● **Task data**:
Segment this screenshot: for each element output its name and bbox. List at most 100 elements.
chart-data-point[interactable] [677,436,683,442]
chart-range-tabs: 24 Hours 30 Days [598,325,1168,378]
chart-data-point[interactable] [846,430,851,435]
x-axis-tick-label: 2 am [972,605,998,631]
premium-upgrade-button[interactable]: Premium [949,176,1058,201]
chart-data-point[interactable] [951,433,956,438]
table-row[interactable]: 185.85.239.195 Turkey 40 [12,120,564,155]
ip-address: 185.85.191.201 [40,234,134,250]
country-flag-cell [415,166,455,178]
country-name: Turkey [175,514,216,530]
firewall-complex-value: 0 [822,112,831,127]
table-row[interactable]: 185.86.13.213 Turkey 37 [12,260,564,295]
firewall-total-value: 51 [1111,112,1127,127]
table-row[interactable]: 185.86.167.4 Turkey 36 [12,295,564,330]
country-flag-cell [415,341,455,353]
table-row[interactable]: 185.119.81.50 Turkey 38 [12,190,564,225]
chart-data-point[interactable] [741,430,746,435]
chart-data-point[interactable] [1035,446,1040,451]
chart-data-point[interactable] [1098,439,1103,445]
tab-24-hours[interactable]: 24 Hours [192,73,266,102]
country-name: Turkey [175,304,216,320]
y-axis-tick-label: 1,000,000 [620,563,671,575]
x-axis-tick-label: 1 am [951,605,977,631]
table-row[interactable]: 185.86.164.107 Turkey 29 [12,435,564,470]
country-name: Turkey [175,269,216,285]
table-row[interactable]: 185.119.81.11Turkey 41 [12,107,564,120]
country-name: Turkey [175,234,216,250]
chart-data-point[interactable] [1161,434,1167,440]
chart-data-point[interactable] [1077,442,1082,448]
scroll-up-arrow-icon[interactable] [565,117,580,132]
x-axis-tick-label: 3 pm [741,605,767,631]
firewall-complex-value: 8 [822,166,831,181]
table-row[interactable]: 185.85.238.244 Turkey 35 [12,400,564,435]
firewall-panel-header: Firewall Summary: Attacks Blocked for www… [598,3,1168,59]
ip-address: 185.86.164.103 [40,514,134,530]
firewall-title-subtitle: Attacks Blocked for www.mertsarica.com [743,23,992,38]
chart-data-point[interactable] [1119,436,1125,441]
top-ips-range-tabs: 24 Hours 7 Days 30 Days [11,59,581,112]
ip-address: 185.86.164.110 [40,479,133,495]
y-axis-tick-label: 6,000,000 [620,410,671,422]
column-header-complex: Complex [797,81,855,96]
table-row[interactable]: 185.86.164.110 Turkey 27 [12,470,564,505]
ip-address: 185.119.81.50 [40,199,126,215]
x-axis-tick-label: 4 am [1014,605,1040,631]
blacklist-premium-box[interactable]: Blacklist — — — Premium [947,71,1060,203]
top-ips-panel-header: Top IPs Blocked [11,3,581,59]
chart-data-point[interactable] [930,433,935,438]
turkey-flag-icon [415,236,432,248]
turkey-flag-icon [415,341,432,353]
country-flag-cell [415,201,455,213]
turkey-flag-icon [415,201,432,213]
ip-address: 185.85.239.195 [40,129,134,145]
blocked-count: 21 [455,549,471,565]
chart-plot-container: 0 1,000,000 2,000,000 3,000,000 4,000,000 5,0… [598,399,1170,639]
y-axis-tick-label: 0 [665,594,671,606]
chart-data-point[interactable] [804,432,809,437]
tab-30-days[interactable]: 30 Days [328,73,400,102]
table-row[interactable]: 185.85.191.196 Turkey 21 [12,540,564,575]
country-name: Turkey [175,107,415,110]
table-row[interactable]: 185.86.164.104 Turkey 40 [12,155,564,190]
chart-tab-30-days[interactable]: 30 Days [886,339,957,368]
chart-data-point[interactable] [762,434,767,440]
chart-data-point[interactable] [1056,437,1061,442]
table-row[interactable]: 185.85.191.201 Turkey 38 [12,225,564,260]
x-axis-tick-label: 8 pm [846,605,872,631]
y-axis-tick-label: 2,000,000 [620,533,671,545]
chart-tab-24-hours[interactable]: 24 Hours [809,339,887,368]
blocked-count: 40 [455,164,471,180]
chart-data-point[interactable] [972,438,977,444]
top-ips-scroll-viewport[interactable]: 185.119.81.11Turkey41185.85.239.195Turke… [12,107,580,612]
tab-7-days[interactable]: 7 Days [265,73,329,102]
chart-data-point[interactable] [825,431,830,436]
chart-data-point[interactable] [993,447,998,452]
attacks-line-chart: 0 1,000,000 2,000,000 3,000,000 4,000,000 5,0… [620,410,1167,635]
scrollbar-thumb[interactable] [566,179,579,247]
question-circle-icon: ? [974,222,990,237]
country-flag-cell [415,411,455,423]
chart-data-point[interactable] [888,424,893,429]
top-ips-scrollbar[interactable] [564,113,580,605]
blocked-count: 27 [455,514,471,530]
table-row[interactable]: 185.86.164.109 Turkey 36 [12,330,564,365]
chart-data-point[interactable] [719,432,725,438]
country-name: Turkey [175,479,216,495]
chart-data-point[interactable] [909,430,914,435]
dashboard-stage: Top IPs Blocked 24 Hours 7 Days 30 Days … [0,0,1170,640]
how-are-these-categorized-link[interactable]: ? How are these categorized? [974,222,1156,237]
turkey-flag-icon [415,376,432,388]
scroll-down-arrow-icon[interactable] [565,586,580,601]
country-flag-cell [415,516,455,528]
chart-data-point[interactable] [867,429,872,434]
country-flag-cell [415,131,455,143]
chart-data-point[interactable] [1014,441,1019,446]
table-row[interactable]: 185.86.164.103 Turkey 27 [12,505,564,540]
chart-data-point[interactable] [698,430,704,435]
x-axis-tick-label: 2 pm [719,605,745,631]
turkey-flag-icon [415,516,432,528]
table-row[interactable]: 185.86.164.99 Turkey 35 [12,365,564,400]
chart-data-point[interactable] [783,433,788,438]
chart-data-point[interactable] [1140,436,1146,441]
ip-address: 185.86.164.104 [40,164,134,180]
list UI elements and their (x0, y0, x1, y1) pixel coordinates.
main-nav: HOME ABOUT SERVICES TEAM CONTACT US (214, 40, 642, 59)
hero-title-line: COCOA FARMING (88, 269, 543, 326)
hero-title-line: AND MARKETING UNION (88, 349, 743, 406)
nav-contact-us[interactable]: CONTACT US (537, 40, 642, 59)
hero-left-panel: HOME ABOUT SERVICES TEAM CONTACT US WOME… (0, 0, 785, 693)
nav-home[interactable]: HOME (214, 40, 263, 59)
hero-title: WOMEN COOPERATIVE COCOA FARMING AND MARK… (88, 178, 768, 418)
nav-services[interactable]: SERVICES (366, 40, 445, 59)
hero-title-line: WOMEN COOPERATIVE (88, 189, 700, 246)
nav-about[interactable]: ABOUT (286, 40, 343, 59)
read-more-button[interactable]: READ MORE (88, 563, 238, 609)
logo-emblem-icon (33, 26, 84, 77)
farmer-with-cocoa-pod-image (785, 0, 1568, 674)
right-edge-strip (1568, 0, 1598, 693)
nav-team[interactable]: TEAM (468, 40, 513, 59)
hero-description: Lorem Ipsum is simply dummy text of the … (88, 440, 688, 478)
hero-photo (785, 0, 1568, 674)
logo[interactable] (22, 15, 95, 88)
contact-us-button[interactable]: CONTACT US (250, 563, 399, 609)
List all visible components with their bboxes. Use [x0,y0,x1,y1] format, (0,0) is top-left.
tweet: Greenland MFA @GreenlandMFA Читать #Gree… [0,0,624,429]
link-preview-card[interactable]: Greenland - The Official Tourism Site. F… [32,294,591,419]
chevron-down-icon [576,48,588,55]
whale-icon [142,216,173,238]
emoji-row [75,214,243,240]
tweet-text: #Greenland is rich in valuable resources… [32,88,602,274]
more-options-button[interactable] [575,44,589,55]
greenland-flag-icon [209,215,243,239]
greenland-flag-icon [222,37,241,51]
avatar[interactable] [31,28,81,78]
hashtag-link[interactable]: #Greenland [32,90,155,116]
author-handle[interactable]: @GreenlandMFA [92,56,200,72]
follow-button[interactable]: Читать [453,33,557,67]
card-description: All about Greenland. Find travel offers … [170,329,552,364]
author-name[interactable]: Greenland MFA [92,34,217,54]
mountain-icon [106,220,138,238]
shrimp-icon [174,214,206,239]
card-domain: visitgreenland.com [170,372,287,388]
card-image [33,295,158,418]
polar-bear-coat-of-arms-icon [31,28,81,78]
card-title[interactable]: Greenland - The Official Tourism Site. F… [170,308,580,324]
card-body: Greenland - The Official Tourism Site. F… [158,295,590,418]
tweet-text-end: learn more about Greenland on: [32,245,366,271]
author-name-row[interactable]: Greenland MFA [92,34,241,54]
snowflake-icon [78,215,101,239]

● **Brief**: Can you rewrite the items as a numbered list, from the first line through the line that contains "chart-data-point[interactable] [1077,442,1082,448]", with both ends included and any blank lines omitted?

● **Finished task**:
1. Segment this screenshot: for each element output its name and bbox. List at most 100 elements.
2. chart-data-point[interactable] [677,436,683,442]
3. chart-range-tabs: 24 Hours 30 Days [598,325,1168,378]
4. chart-data-point[interactable] [846,430,851,435]
5. x-axis-tick-label: 2 am [972,605,998,631]
6. premium-upgrade-button[interactable]: Premium [949,176,1058,201]
7. chart-data-point[interactable] [951,433,956,438]
8. table-row[interactable]: 185.85.239.195 Turkey 40 [12,120,564,155]
9. ip-address: 185.85.191.201 [40,234,134,250]
10. country-flag-cell [415,166,455,178]
11. country-name: Turkey [175,514,216,530]
12. firewall-complex-value: 0 [822,112,831,127]
13. table-row[interactable]: 185.86.13.213 Turkey 37 [12,260,564,295]
14. firewall-total-value: 51 [1111,112,1127,127]
15. table-row[interactable]: 185.86.167.4 Turkey 36 [12,295,564,330]
16. country-flag-cell [415,341,455,353]
17. table-row[interactable]: 185.119.81.50 Turkey 38 [12,190,564,225]
18. chart-data-point[interactable] [741,430,746,435]
19. chart-data-point[interactable] [1035,446,1040,451]
20. chart-data-point[interactable] [1098,439,1103,445]
21. tab-24-hours[interactable]: 24 Hours [192,73,266,102]
22. country-name: Turkey [175,304,216,320]
23. y-axis-tick-label: 1,000,000 [620,563,671,575]
24. x-axis-tick-label: 1 am [951,605,977,631]
25. table-row[interactable]: 185.86.164.107 Turkey 29 [12,435,564,470]
26. country-name: Turkey [175,269,216,285]
27. table-row[interactable]: 185.119.81.11Turkey 41 [12,107,564,120]
28. country-name: Turkey [175,234,216,250]
29. chart-data-point[interactable] [1161,434,1167,440]
30. chart-data-point[interactable] [1077,442,1082,448]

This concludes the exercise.